-- Given records --

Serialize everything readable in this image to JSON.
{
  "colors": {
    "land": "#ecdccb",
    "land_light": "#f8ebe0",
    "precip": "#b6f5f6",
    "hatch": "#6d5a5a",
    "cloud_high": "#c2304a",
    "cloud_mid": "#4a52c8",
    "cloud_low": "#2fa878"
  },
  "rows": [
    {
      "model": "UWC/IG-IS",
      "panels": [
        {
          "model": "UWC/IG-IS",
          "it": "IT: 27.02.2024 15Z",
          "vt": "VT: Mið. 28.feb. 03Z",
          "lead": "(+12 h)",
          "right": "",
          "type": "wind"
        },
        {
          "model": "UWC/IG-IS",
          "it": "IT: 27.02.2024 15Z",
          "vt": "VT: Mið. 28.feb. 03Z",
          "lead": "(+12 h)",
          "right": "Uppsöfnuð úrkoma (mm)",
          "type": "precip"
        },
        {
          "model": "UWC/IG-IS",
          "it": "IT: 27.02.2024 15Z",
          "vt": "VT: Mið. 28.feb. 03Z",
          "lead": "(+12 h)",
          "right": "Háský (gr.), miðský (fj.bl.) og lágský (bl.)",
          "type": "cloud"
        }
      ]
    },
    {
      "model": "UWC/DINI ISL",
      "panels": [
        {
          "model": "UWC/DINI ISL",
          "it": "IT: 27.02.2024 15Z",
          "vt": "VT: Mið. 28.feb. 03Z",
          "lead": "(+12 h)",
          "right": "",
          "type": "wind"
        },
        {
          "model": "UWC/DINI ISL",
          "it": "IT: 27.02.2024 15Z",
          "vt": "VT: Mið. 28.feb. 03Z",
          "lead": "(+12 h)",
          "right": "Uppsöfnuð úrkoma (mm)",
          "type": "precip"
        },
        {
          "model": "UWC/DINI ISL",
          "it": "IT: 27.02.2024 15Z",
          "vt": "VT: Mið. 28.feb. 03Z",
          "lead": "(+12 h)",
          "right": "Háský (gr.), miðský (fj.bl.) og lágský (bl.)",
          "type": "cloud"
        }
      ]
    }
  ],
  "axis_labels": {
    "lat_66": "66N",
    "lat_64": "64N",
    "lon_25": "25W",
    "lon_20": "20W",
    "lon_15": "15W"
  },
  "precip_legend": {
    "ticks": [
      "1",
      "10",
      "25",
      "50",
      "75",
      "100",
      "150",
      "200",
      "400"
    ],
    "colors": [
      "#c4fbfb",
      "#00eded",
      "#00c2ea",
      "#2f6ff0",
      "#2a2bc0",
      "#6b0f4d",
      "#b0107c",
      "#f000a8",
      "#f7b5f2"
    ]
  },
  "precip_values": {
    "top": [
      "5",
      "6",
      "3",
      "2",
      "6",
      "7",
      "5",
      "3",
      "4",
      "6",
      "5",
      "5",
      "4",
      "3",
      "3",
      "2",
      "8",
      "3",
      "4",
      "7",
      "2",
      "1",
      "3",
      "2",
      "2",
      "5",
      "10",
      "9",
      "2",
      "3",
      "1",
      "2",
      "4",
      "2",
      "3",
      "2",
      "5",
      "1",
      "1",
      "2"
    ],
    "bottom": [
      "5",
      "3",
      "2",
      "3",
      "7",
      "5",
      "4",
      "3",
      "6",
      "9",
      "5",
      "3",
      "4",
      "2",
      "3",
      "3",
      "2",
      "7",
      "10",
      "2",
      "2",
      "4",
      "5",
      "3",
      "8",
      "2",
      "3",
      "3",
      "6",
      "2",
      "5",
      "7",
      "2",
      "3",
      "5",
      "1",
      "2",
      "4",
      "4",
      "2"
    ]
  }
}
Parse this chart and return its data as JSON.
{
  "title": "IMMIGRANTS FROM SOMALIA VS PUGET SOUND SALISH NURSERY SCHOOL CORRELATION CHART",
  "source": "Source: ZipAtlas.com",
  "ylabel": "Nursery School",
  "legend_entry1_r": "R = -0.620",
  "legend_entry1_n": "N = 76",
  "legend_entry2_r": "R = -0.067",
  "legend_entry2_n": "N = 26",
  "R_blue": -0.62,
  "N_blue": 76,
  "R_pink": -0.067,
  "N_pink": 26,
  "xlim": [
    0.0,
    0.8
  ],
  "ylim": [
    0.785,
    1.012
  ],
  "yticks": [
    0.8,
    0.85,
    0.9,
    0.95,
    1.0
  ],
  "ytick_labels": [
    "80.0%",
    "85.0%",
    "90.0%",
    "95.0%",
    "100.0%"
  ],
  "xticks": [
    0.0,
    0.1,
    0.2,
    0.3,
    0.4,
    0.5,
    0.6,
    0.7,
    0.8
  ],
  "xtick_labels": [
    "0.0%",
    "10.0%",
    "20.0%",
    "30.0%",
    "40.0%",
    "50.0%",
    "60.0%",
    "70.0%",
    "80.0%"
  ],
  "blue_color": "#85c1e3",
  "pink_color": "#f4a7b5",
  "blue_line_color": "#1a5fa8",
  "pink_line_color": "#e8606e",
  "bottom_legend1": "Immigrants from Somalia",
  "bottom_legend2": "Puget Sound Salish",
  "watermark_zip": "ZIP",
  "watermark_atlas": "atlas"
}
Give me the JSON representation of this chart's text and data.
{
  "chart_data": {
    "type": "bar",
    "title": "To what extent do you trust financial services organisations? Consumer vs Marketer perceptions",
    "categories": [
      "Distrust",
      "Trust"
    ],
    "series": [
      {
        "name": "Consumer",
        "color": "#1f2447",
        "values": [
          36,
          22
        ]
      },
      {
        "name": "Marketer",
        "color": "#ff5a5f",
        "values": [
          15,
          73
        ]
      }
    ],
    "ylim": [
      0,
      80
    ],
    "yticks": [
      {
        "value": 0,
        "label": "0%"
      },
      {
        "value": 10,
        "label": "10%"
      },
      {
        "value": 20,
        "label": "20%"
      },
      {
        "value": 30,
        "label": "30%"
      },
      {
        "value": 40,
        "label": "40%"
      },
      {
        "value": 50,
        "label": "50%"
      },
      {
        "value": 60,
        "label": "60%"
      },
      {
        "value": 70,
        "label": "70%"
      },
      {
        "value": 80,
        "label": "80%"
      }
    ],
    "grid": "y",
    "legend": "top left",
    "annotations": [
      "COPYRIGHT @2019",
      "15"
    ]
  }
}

-- Task brief --
Starting with the line that contains "Give me the", repeat each line through the last one exactly as it appears. Include both ends and nothing more.

-- Exercise response --
Give me the JSON representation of this chart's text and data.
{
  "chart_data": {
    "type": "bar",
    "title": "To what extent do you trust financial services organisations? Consumer vs Marketer perceptions",
    "categories": [
      "Distrust",
      "Trust"
    ],
    "series": [
      {
        "name": "Consumer",
        "color": "#1f2447",
        "values": [
          36,
          22
        ]
      },
      {
        "name": "Marketer",
        "color": "#ff5a5f",
        "values": [
          15,
          73
        ]
      }
    ],
    "ylim": [
      0,
      80
    ],
    "yticks": [
      {
        "value": 0,
        "label": "0%"
      },
      {
        "value": 10,
        "label": "10%"
      },
      {
        "value": 20,
        "label": "20%"
      },
      {
        "value": 30,
        "label": "30%"
      },
      {
        "value": 40,
        "label": "40%"
      },
      {
        "value": 50,
        "label": "50%"
      },
      {
        "value": 60,
        "label": "60%"
      },
      {
        "value": 70,
        "label": "70%"
      },
      {
        "value": 80,
        "label": "80%"
      }
    ],
    "grid": "y",
    "legend": "top left",
    "annotations": [
      "COPYRIGHT @2019",
      "15"
    ]
  }
}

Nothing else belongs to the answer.